## TASK BRIEF
Do any lines in the data below contain "this"? If so, copy every one of them.

## EXERCISE MATERIALS

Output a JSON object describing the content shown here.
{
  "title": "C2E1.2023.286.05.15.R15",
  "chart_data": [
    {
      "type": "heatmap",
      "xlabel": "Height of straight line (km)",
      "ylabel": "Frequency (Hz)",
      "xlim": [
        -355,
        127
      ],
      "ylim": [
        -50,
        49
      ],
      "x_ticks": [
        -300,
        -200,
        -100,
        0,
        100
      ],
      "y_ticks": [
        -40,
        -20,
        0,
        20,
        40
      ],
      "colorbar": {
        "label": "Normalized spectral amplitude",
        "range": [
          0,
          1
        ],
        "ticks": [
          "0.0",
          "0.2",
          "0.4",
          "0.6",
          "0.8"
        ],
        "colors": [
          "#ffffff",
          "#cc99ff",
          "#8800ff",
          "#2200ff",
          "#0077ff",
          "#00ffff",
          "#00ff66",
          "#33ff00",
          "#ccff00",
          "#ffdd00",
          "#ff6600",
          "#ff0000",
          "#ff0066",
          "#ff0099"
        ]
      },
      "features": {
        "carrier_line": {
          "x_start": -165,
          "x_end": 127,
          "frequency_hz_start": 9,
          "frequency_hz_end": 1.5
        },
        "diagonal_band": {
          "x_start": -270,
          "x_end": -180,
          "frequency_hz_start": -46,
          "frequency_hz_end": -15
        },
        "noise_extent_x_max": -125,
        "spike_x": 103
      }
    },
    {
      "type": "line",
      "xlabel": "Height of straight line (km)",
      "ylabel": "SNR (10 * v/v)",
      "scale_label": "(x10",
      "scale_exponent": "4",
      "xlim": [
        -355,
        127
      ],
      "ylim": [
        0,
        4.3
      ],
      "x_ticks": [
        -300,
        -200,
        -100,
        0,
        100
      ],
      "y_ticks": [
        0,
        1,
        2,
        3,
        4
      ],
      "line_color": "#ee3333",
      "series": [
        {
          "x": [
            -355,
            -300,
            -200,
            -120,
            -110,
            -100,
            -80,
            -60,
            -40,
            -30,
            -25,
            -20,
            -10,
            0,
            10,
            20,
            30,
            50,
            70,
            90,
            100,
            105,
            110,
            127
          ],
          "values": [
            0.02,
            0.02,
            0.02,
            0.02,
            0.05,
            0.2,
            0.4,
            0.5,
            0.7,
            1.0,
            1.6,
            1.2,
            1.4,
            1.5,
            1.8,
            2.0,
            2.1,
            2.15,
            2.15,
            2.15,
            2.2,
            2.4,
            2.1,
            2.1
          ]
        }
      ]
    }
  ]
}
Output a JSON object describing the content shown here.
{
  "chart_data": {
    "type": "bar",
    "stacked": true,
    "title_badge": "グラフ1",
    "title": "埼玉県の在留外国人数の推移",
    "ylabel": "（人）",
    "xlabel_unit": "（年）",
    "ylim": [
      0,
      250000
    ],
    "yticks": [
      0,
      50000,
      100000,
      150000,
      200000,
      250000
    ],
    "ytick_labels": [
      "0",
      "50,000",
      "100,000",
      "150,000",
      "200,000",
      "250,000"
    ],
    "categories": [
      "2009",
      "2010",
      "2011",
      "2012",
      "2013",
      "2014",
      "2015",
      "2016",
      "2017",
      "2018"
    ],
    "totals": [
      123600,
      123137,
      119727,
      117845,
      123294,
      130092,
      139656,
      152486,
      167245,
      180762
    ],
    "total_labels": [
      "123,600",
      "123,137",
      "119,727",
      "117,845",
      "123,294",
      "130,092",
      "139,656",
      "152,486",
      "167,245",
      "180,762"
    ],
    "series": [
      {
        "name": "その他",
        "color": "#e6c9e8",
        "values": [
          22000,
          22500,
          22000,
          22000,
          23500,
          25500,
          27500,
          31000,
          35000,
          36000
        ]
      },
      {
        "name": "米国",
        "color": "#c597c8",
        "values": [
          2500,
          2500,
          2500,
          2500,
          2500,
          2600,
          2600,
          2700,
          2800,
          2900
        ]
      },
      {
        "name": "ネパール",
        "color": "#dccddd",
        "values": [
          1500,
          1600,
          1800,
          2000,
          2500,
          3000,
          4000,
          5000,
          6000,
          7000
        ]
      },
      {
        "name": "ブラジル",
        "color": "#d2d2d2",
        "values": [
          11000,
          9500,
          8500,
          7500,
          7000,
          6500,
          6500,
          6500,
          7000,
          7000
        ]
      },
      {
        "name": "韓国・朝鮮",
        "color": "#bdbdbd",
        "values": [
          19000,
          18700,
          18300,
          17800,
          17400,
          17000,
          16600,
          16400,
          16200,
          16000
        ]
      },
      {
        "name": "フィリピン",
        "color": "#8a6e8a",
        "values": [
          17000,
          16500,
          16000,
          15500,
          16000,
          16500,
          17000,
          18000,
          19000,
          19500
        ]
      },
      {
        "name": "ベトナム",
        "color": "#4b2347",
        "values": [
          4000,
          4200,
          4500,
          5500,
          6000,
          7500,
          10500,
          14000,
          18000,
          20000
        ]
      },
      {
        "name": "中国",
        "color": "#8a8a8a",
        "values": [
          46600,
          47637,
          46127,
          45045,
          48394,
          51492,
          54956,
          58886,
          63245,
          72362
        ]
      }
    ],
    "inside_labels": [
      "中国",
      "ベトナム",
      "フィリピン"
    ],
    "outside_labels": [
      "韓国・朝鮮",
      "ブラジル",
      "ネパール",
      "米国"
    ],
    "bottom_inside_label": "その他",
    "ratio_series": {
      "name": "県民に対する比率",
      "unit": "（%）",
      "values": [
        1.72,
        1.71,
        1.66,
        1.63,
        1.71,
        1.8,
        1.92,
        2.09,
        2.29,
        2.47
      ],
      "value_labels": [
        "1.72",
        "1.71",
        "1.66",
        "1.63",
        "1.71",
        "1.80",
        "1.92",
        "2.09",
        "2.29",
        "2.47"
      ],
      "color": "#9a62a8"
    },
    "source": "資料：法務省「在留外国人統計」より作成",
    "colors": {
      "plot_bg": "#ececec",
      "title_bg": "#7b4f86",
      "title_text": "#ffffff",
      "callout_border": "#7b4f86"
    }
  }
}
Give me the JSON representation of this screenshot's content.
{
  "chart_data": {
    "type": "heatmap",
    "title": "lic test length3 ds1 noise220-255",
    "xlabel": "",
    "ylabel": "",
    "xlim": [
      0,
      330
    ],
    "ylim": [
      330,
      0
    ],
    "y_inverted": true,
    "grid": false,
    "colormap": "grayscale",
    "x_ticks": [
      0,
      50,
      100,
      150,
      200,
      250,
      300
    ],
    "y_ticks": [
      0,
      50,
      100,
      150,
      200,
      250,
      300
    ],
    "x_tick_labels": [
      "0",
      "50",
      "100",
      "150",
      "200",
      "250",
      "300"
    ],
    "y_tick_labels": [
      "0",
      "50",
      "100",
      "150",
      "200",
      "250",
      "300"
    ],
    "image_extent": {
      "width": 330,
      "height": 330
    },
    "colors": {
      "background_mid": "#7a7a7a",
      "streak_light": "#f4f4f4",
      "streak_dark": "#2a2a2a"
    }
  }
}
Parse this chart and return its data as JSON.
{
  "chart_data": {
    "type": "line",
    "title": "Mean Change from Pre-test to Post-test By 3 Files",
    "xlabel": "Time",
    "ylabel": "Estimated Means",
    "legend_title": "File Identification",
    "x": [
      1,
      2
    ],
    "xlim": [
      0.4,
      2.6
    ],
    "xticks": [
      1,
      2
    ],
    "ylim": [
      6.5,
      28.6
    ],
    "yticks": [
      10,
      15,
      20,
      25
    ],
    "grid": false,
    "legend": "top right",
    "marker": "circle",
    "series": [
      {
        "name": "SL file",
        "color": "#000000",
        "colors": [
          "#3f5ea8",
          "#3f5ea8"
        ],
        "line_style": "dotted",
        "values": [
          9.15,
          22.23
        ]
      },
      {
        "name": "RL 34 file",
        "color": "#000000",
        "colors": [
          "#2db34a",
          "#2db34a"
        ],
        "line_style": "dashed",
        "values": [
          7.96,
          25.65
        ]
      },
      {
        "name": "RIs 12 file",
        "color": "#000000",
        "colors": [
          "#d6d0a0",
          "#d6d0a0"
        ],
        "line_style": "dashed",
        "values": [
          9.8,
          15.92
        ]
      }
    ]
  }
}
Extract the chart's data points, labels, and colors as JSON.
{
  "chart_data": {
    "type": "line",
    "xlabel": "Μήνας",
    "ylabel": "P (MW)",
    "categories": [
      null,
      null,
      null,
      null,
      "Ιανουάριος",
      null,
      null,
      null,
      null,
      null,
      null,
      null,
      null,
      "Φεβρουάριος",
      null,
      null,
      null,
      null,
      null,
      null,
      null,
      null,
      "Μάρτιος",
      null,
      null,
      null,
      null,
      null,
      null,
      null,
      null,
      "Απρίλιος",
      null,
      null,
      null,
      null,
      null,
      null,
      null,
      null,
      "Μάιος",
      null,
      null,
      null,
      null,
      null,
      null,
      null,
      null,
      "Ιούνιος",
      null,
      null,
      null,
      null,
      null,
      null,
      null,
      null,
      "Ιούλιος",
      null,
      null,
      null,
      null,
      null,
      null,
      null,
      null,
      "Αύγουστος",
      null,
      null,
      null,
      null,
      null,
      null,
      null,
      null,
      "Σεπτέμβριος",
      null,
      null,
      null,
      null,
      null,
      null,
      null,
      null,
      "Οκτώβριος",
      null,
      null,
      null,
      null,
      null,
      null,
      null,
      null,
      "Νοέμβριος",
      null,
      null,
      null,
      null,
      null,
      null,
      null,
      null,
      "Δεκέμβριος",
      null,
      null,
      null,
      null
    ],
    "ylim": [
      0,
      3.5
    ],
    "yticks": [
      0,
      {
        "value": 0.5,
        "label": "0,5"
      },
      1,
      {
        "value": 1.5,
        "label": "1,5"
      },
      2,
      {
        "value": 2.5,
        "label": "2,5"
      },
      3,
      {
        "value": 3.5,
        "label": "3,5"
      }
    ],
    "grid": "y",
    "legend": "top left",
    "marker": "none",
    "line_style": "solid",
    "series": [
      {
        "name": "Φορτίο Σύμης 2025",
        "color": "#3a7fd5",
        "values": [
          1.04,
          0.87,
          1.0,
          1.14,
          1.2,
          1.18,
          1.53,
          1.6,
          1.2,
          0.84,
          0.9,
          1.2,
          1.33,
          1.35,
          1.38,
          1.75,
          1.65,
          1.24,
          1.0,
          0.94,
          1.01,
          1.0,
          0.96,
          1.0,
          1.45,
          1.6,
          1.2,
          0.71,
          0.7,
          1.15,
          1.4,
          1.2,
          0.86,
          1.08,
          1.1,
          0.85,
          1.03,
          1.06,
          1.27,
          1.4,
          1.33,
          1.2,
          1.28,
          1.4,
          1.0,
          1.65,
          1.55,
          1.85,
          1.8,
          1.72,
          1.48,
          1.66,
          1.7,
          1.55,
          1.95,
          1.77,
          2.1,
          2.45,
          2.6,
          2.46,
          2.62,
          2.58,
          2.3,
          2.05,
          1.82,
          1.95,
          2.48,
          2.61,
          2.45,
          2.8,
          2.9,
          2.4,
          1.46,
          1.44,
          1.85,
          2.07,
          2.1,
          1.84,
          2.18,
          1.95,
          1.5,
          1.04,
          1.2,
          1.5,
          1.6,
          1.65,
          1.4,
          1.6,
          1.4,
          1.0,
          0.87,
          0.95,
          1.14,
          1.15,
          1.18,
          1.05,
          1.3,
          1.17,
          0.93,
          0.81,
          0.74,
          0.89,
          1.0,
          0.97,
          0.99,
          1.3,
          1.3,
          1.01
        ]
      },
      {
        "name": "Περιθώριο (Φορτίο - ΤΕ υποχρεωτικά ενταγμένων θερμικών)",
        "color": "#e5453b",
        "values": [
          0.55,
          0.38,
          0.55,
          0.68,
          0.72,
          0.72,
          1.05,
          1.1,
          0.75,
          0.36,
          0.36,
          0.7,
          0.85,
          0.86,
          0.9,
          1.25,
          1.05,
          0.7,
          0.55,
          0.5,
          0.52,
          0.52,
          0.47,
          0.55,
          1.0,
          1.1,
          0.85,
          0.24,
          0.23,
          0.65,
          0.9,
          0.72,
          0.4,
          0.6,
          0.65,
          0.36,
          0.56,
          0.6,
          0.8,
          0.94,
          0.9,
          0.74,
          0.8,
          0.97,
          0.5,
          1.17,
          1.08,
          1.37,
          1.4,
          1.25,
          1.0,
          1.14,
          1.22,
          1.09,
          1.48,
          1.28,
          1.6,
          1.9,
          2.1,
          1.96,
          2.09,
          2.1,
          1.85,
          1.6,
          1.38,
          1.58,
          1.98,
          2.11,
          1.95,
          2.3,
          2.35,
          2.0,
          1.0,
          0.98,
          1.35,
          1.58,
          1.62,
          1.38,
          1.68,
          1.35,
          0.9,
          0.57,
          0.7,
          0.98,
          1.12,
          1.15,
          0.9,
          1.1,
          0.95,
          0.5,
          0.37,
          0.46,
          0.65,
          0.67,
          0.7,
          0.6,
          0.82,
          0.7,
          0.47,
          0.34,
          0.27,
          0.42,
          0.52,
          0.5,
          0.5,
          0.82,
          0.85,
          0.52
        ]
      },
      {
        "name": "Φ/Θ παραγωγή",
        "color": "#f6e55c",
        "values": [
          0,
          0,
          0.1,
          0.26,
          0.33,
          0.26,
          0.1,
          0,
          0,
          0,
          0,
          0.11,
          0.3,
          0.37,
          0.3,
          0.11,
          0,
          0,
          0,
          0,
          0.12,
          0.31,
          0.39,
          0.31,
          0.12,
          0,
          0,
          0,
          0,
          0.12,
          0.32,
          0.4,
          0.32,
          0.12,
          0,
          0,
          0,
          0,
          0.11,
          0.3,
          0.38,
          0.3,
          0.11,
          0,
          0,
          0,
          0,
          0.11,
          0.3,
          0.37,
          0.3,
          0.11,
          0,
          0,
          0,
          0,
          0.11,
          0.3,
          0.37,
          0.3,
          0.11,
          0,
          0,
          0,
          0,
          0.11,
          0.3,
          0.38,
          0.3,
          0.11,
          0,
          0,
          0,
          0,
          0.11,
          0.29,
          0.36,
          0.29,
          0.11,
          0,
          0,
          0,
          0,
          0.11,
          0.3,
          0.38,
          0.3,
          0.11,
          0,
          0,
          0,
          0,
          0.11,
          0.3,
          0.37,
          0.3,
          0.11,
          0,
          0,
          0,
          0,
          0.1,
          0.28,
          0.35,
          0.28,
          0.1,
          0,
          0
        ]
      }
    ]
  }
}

## EXPECTED ANSWER
Give me the JSON representation of this screenshot's content.
Parse this chart and return its data as JSON.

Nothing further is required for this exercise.